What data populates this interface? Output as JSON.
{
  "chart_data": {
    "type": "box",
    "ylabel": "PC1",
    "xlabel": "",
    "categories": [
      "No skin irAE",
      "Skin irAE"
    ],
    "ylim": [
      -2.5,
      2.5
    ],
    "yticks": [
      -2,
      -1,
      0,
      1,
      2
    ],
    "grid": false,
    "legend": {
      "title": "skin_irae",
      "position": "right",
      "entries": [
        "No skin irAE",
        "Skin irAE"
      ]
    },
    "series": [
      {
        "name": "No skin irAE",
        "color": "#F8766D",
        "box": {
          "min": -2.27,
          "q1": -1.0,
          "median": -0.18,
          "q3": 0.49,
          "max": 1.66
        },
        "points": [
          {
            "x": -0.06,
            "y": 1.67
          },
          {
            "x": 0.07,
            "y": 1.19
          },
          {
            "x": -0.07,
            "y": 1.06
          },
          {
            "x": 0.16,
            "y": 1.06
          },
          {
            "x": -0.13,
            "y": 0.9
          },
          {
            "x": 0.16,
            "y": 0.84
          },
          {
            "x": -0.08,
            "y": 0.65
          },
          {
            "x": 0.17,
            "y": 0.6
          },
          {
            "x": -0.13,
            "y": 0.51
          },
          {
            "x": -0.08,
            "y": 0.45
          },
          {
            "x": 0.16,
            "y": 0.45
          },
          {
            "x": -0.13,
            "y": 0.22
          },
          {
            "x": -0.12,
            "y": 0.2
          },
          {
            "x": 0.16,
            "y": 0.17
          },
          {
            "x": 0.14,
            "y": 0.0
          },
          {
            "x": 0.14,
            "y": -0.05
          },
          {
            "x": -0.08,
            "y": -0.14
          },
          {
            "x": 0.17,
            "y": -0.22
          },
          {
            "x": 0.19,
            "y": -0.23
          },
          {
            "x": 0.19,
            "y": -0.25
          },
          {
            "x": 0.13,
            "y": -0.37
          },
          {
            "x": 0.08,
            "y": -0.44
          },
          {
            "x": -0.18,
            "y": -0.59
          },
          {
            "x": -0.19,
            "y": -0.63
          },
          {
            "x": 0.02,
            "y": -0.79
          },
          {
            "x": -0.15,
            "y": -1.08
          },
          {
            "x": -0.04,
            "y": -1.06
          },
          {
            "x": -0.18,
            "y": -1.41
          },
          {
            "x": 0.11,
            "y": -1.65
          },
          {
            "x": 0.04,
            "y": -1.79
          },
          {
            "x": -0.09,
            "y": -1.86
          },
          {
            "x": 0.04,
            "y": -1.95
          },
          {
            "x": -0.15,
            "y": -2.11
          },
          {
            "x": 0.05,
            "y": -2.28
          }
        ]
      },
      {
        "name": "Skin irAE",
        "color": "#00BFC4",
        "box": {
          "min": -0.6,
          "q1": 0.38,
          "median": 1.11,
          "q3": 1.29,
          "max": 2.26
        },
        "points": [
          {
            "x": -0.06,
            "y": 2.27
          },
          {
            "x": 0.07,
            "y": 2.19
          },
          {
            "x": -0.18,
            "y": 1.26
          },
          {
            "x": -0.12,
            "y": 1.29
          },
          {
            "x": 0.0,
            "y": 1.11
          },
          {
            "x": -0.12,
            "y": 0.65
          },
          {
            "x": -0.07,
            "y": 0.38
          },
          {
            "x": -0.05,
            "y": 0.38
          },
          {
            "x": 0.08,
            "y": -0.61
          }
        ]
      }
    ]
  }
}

INSTRUCTIONS TO FOLLOW -> Every record above should be copied exactly.

WORKED ANSWER ->
What data populates this interface? Output as JSON.
{
  "chart_data": {
    "type": "box",
    "ylabel": "PC1",
    "xlabel": "",
    "categories": [
      "No skin irAE",
      "Skin irAE"
    ],
    "ylim": [
      -2.5,
      2.5
    ],
    "yticks": [
      -2,
      -1,
      0,
      1,
      2
    ],
    "grid": false,
    "legend": {
      "title": "skin_irae",
      "position": "right",
      "entries": [
        "No skin irAE",
        "Skin irAE"
      ]
    },
    "series": [
      {
        "name": "No skin irAE",
        "color": "#F8766D",
        "box": {
          "min": -2.27,
          "q1": -1.0,
          "median": -0.18,
          "q3": 0.49,
          "max": 1.66
        },
        "points": [
          {
            "x": -0.06,
            "y": 1.67
          },
          {
            "x": 0.07,
            "y": 1.19
          },
          {
            "x": -0.07,
            "y": 1.06
          },
          {
            "x": 0.16,
            "y": 1.06
          },
          {
            "x": -0.13,
            "y": 0.9
          },
          {
            "x": 0.16,
            "y": 0.84
          },
          {
            "x": -0.08,
            "y": 0.65
          },
          {
            "x": 0.17,
            "y": 0.6
          },
          {
            "x": -0.13,
            "y": 0.51
          },
          {
            "x": -0.08,
            "y": 0.45
          },
          {
            "x": 0.16,
            "y": 0.45
          },
          {
            "x": -0.13,
            "y": 0.22
          },
          {
            "x": -0.12,
            "y": 0.2
          },
          {
            "x": 0.16,
            "y": 0.17
          },
          {
            "x": 0.14,
            "y": 0.0
          },
          {
            "x": 0.14,
            "y": -0.05
          },
          {
            "x": -0.08,
            "y": -0.14
          },
          {
            "x": 0.17,
            "y": -0.22
          },
          {
            "x": 0.19,
            "y": -0.23
          },
          {
            "x": 0.19,
            "y": -0.25
          },
          {
            "x": 0.13,
            "y": -0.37
          },
          {
            "x": 0.08,
            "y": -0.44
          },
          {
            "x": -0.18,
            "y": -0.59
          },
          {
            "x": -0.19,
            "y": -0.63
          },
          {
            "x": 0.02,
            "y": -0.79
          },
          {
            "x": -0.15,
            "y": -1.08
          },
          {
            "x": -0.04,
            "y": -1.06
          },
          {
            "x": -0.18,
            "y": -1.41
          },
          {
            "x": 0.11,
            "y": -1.65
          },
          {
            "x": 0.04,
            "y": -1.79
          },
          {
            "x": -0.09,
            "y": -1.86
          },
          {
            "x": 0.04,
            "y": -1.95
          },
          {
            "x": -0.15,
            "y": -2.11
          },
          {
            "x": 0.05,
            "y": -2.28
          }
        ]
      },
      {
        "name": "Skin irAE",
        "color": "#00BFC4",
        "box": {
          "min": -0.6,
          "q1": 0.38,
          "median": 1.11,
          "q3": 1.29,
          "max": 2.26
        },
        "points": [
          {
            "x": -0.06,
            "y": 2.27
          },
          {
            "x": 0.07,
            "y": 2.19
          },
          {
            "x": -0.18,
            "y": 1.26
          },
          {
            "x": -0.12,
            "y": 1.29
          },
          {
            "x": 0.0,
            "y": 1.11
          },
          {
            "x": -0.12,
            "y": 0.65
          },
          {
            "x": -0.07,
            "y": 0.38
          },
          {
            "x": -0.05,
            "y": 0.38
          },
          {
            "x": 0.08,
            "y": -0.61
          }
        ]
      }
    ]
  }
}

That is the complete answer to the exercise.